SUPPLIED DATA START

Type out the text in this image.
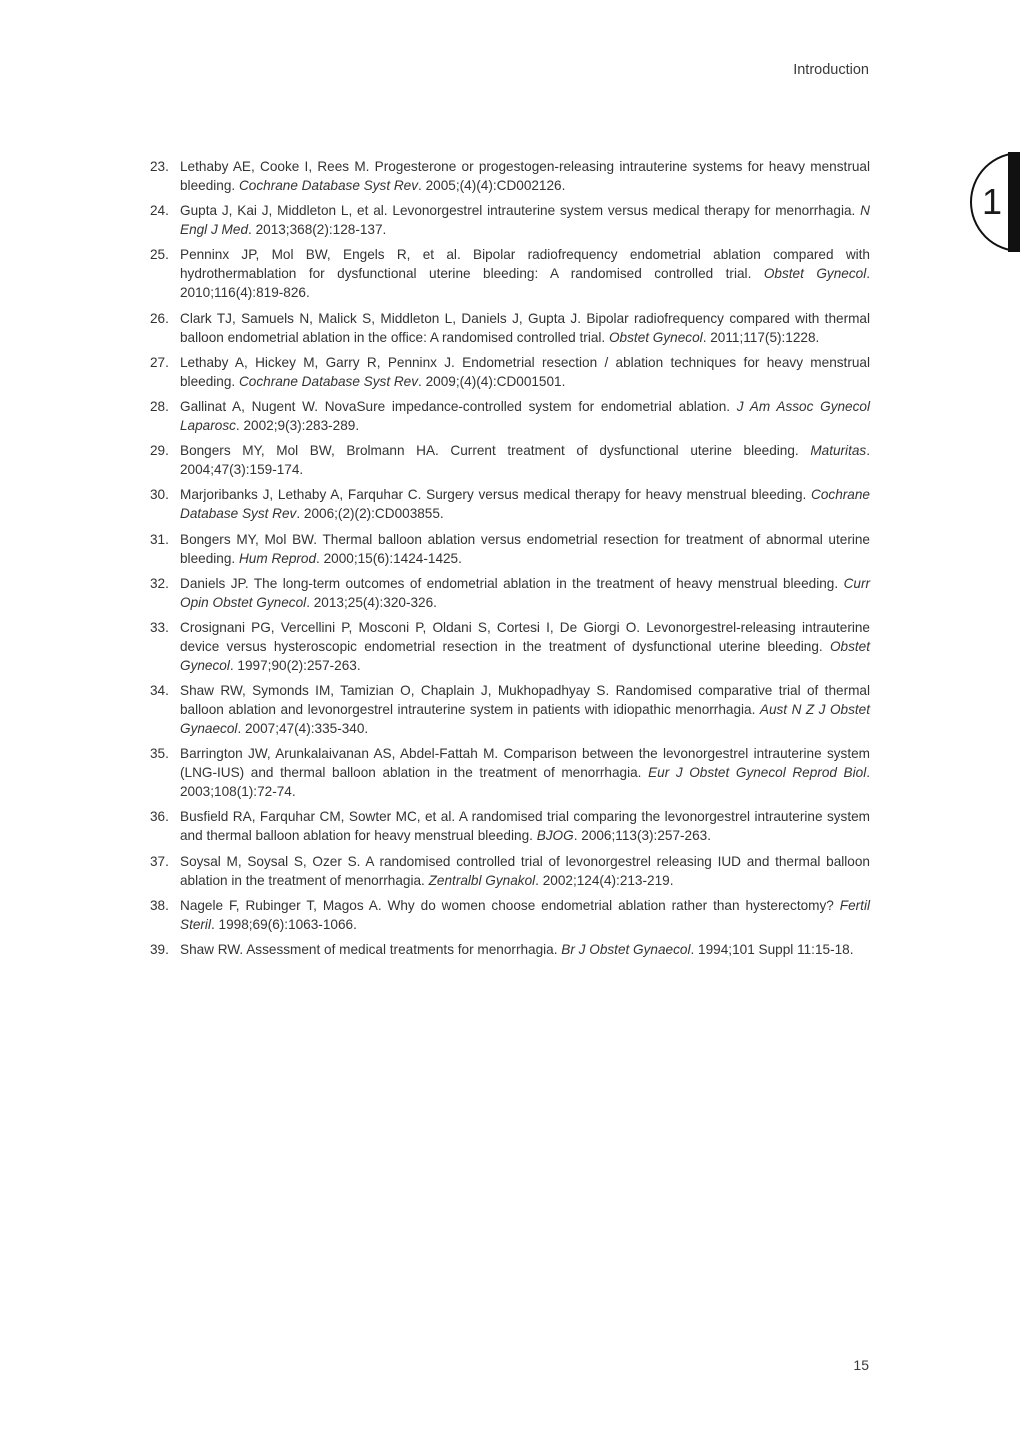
Introduction
1
23. Lethaby AE, Cooke I, Rees M. Progesterone or progestogen-releasing intrauterine systems for heavy menstrual bleeding. Cochrane Database Syst Rev. 2005;(4)(4):CD002126.
24. Gupta J, Kai J, Middleton L, et al. Levonorgestrel intrauterine system versus medical therapy for menorrhagia. N Engl J Med. 2013;368(2):128-137.
25. Penninx JP, Mol BW, Engels R, et al. Bipolar radiofrequency endometrial ablation compared with hydrothermablation for dysfunctional uterine bleeding: A randomised controlled trial. Obstet Gynecol. 2010;116(4):819-826.
26. Clark TJ, Samuels N, Malick S, Middleton L, Daniels J, Gupta J. Bipolar radiofrequency compared with thermal balloon endometrial ablation in the office: A randomised controlled trial. Obstet Gynecol. 2011;117(5):1228.
27. Lethaby A, Hickey M, Garry R, Penninx J. Endometrial resection / ablation techniques for heavy menstrual bleeding. Cochrane Database Syst Rev. 2009;(4)(4):CD001501.
28. Gallinat A, Nugent W. NovaSure impedance-controlled system for endometrial ablation. J Am Assoc Gynecol Laparosc. 2002;9(3):283-289.
29. Bongers MY, Mol BW, Brolmann HA. Current treatment of dysfunctional uterine bleeding. Maturitas. 2004;47(3):159-174.
30. Marjoribanks J, Lethaby A, Farquhar C. Surgery versus medical therapy for heavy menstrual bleeding. Cochrane Database Syst Rev. 2006;(2)(2):CD003855.
31. Bongers MY, Mol BW. Thermal balloon ablation versus endometrial resection for treatment of abnormal uterine bleeding. Hum Reprod. 2000;15(6):1424-1425.
32. Daniels JP. The long-term outcomes of endometrial ablation in the treatment of heavy menstrual bleeding. Curr Opin Obstet Gynecol. 2013;25(4):320-326.
33. Crosignani PG, Vercellini P, Mosconi P, Oldani S, Cortesi I, De Giorgi O. Levonorgestrel-releasing intrauterine device versus hysteroscopic endometrial resection in the treatment of dysfunctional uterine bleeding. Obstet Gynecol. 1997;90(2):257-263.
34. Shaw RW, Symonds IM, Tamizian O, Chaplain J, Mukhopadhyay S. Randomised comparative trial of thermal balloon ablation and levonorgestrel intrauterine system in patients with idiopathic menorrhagia. Aust N Z J Obstet Gynaecol. 2007;47(4):335-340.
35. Barrington JW, Arunkalaivanan AS, Abdel-Fattah M. Comparison between the levonorgestrel intrauterine system (LNG-IUS) and thermal balloon ablation in the treatment of menorrhagia. Eur J Obstet Gynecol Reprod Biol. 2003;108(1):72-74.
36. Busfield RA, Farquhar CM, Sowter MC, et al. A randomised trial comparing the levonorgestrel intrauterine system and thermal balloon ablation for heavy menstrual bleeding. BJOG. 2006;113(3):257-263.
37. Soysal M, Soysal S, Ozer S. A randomised controlled trial of levonorgestrel releasing IUD and thermal balloon ablation in the treatment of menorrhagia. Zentralbl Gynakol. 2002;124(4):213-219.
38. Nagele F, Rubinger T, Magos A. Why do women choose endometrial ablation rather than hysterectomy? Fertil Steril. 1998;69(6):1063-1066.
39. Shaw RW. Assessment of medical treatments for menorrhagia. Br J Obstet Gynaecol. 1994;101 Suppl 11:15-18.
15
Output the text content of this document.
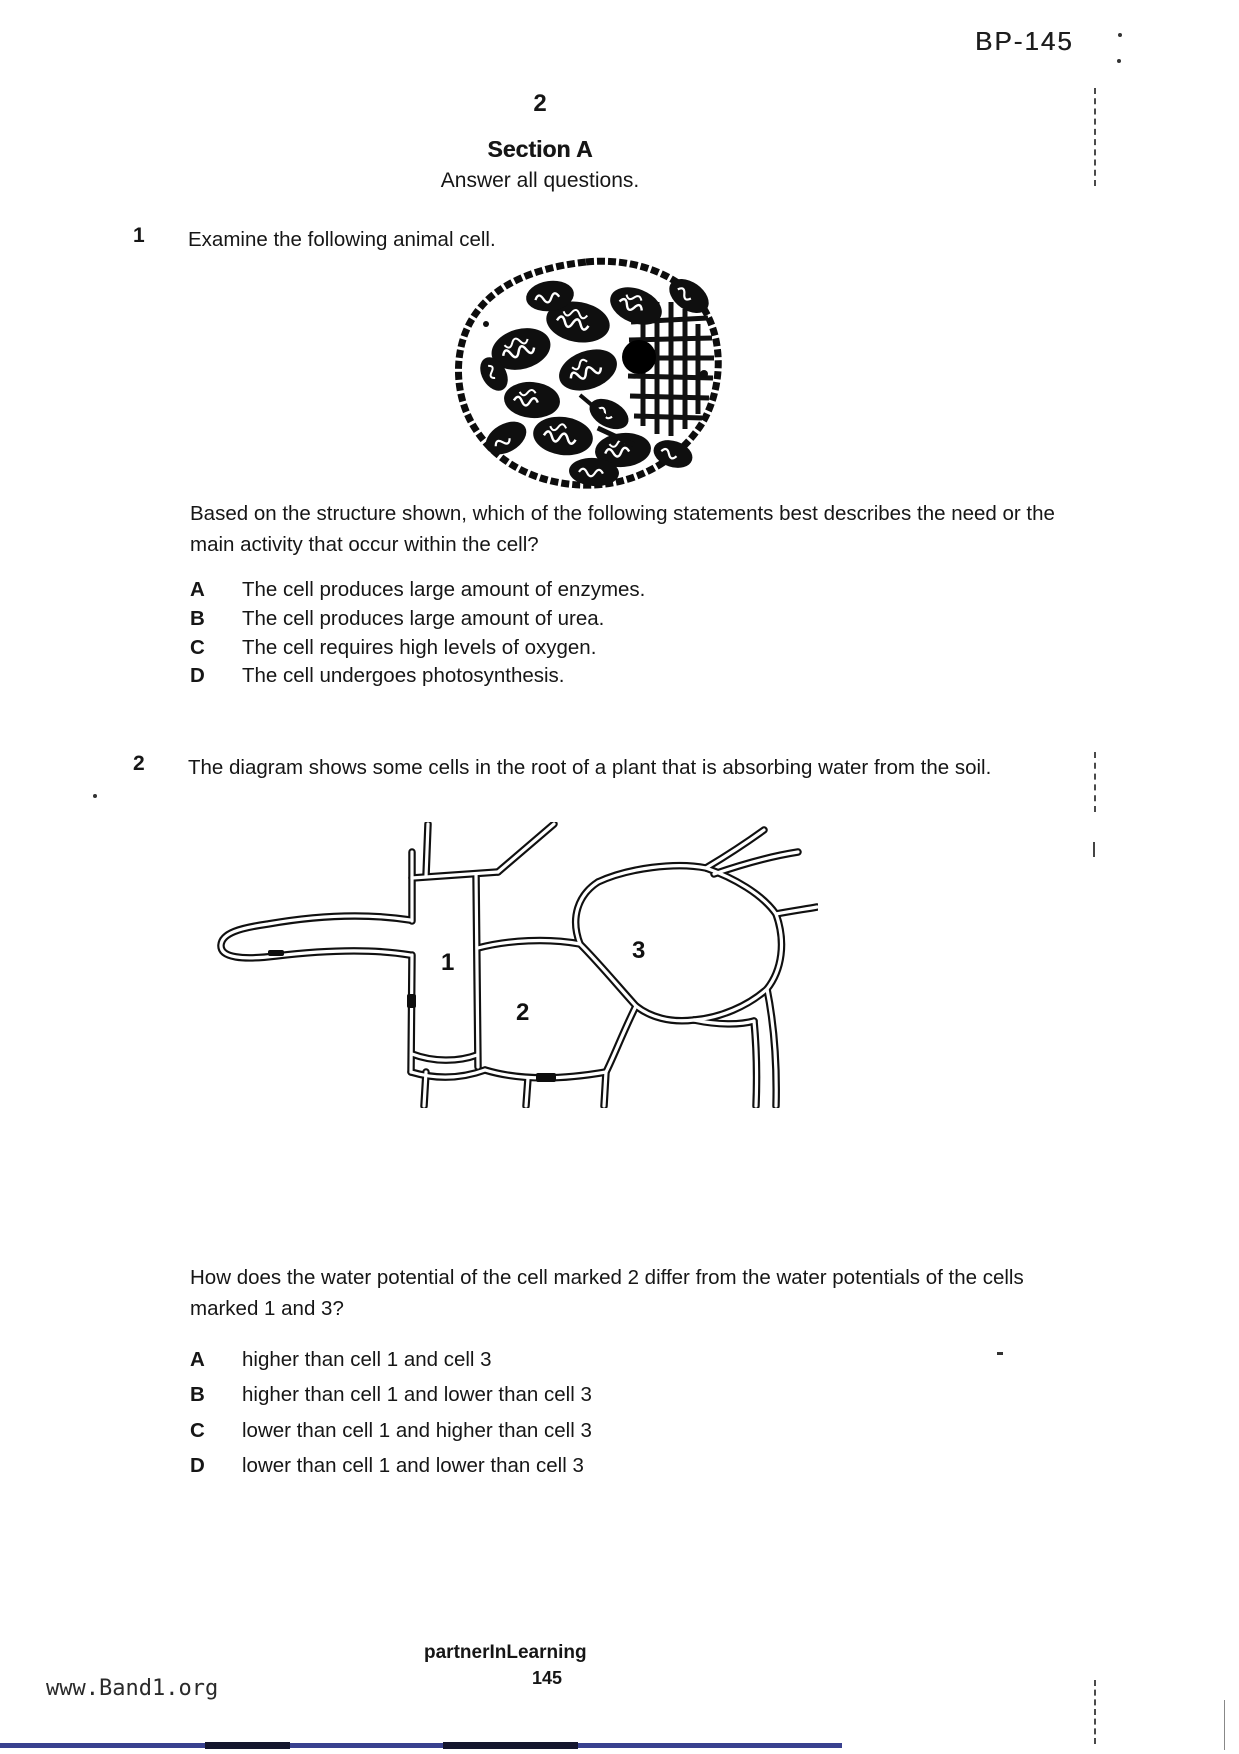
BP-145
2
Section A
Answer all questions.
1 Examine the following animal cell.
Based on the structure shown, which of the following statements best describes the need or the main activity that occur within the cell?
A	The cell produces large amount of enzymes.
B	The cell produces large amount of urea.
C	The cell requires high levels of oxygen.
D	The cell undergoes photosynthesis.
2 The diagram shows some cells in the root of a plant that is absorbing water from the soil.
1
2
3
How does the water potential of the cell marked 2 differ from the water potentials of the cells marked 1 and 3?
A	higher than cell 1 and cell 3
B	higher than cell 1 and lower than cell 3
C	lower than cell 1 and higher than cell 3
D	lower than cell 1 and lower than cell 3
partnerInLearning
145
www.Band1.org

SUPPLIED DATA END

→ **TASK TO CARRY OUT**:
Because only the text is wanted, copy each record above precisely and omit its pictures.

→ **SOLUTION BELOW**:
Type out the text in this image.
Introduction
1
23. Lethaby AE, Cooke I, Rees M. Progesterone or progestogen-releasing intrauterine systems for heavy menstrual bleeding. Cochrane Database Syst Rev. 2005;(4)(4):CD002126.
24. Gupta J, Kai J, Middleton L, et al. Levonorgestrel intrauterine system versus medical therapy for menorrhagia. N Engl J Med. 2013;368(2):128-137.
25. Penninx JP, Mol BW, Engels R, et al. Bipolar radiofrequency endometrial ablation compared with hydrothermablation for dysfunctional uterine bleeding: A randomised controlled trial. Obstet Gynecol. 2010;116(4):819-826.
26. Clark TJ, Samuels N, Malick S, Middleton L, Daniels J, Gupta J. Bipolar radiofrequency compared with thermal balloon endometrial ablation in the office: A randomised controlled trial. Obstet Gynecol. 2011;117(5):1228.
27. Lethaby A, Hickey M, Garry R, Penninx J. Endometrial resection / ablation techniques for heavy menstrual bleeding. Cochrane Database Syst Rev. 2009;(4)(4):CD001501.
28. Gallinat A, Nugent W. NovaSure impedance-controlled system for endometrial ablation. J Am Assoc Gynecol Laparosc. 2002;9(3):283-289.
29. Bongers MY, Mol BW, Brolmann HA. Current treatment of dysfunctional uterine bleeding. Maturitas. 2004;47(3):159-174.
30. Marjoribanks J, Lethaby A, Farquhar C. Surgery versus medical therapy for heavy menstrual bleeding. Cochrane Database Syst Rev. 2006;(2)(2):CD003855.
31. Bongers MY, Mol BW. Thermal balloon ablation versus endometrial resection for treatment of abnormal uterine bleeding. Hum Reprod. 2000;15(6):1424-1425.
32. Daniels JP. The long-term outcomes of endometrial ablation in the treatment of heavy menstrual bleeding. Curr Opin Obstet Gynecol. 2013;25(4):320-326.
33. Crosignani PG, Vercellini P, Mosconi P, Oldani S, Cortesi I, De Giorgi O. Levonorgestrel-releasing intrauterine device versus hysteroscopic endometrial resection in the treatment of dysfunctional uterine bleeding. Obstet Gynecol. 1997;90(2):257-263.
34. Shaw RW, Symonds IM, Tamizian O, Chaplain J, Mukhopadhyay S. Randomised comparative trial of thermal balloon ablation and levonorgestrel intrauterine system in patients with idiopathic menorrhagia. Aust N Z J Obstet Gynaecol. 2007;47(4):335-340.
35. Barrington JW, Arunkalaivanan AS, Abdel-Fattah M. Comparison between the levonorgestrel intrauterine system (LNG-IUS) and thermal balloon ablation in the treatment of menorrhagia. Eur J Obstet Gynecol Reprod Biol. 2003;108(1):72-74.
36. Busfield RA, Farquhar CM, Sowter MC, et al. A randomised trial comparing the levonorgestrel intrauterine system and thermal balloon ablation for heavy menstrual bleeding. BJOG. 2006;113(3):257-263.
37. Soysal M, Soysal S, Ozer S. A randomised controlled trial of levonorgestrel releasing IUD and thermal balloon ablation in the treatment of menorrhagia. Zentralbl Gynakol. 2002;124(4):213-219.
38. Nagele F, Rubinger T, Magos A. Why do women choose endometrial ablation rather than hysterectomy? Fertil Steril. 1998;69(6):1063-1066.
39. Shaw RW. Assessment of medical treatments for menorrhagia. Br J Obstet Gynaecol. 1994;101 Suppl 11:15-18.
15
Output the text content of this document.
BP-145
2
Section A
Answer all questions.
1 Examine the following animal cell.
Based on the structure shown, which of the following statements best describes the need or the main activity that occur within the cell?
A	The cell produces large amount of enzymes.
B	The cell produces large amount of urea.
C	The cell requires high levels of oxygen.
D	The cell undergoes photosynthesis.
2 The diagram shows some cells in the root of a plant that is absorbing water from the soil.
1
2
3
How does the water potential of the cell marked 2 differ from the water potentials of the cells marked 1 and 3?
A	higher than cell 1 and cell 3
B	higher than cell 1 and lower than cell 3
C	lower than cell 1 and higher than cell 3
D	lower than cell 1 and lower than cell 3
partnerInLearning
145
www.Band1.org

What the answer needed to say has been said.